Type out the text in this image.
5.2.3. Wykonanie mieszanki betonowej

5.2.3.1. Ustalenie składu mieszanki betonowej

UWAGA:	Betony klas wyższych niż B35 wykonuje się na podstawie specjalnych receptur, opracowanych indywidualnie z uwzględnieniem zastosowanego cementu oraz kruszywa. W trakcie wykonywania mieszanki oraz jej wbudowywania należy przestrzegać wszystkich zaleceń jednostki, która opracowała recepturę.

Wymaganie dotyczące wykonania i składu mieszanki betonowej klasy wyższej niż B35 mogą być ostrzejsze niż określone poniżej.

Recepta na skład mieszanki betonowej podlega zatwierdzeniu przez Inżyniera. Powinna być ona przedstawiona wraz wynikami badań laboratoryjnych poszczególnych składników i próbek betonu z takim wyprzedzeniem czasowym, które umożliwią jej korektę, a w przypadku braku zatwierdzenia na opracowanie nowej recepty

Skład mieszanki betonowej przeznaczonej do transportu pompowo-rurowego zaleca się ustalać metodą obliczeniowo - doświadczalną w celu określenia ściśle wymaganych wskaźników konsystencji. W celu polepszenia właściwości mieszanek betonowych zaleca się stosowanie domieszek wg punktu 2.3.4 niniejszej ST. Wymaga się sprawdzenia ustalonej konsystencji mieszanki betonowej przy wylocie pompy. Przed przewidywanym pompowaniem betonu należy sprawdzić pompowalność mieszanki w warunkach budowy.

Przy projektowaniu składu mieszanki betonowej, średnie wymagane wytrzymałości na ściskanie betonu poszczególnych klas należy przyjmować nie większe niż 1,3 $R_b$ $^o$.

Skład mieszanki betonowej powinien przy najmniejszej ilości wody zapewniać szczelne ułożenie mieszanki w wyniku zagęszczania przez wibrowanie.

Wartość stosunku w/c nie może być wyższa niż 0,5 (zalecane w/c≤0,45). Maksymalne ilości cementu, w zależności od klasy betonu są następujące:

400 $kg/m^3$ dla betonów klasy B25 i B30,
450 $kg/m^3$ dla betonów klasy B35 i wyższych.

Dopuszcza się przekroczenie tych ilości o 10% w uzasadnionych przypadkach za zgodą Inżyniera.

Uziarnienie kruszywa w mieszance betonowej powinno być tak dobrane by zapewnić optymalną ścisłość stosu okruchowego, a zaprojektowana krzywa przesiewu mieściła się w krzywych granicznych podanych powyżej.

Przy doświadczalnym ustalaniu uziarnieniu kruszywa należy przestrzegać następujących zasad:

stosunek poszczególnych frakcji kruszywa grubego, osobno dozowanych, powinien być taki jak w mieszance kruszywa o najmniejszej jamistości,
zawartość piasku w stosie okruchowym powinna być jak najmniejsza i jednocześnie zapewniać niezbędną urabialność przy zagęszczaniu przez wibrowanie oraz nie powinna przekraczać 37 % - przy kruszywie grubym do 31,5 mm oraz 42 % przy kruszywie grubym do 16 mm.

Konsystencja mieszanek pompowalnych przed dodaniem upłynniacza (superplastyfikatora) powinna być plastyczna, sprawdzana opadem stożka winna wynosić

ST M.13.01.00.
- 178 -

□ □ □ □

→ Aim of the task
Find the lines above that include the string "należy" and copy them.

→ Result of the exercise
UWAGA:	Betony klas wyższych niż B35 wykonuje się na podstawie specjalnych receptur, opracowanych indywidualnie z uwzględnieniem zastosowanego cementu oraz kruszywa. W trakcie wykonywania mieszanki oraz jej wbudowywania należy przestrzegać wszystkich zaleceń jednostki, która opracowała recepturę.
Skład mieszanki betonowej przeznaczonej do transportu pompowo-rurowego zaleca się ustalać metodą obliczeniowo - doświadczalną w celu określenia ściśle wymaganych wskaźników konsystencji. W celu polepszenia właściwości mieszanek betonowych zaleca się stosowanie domieszek wg punktu 2.3.4 niniejszej ST. Wymaga się sprawdzenia ustalonej konsystencji mieszanki betonowej przy wylocie pompy. Przed przewidywanym pompowaniem betonu należy sprawdzić pompowalność mieszanki w warunkach budowy.
Przy projektowaniu składu mieszanki betonowej, średnie wymagane wytrzymałości na ściskanie betonu poszczególnych klas należy przyjmować nie większe niż 1,3 $R_b$ $^o$.
Przy doświadczalnym ustalaniu uziarnieniu kruszywa należy przestrzegać następujących zasad:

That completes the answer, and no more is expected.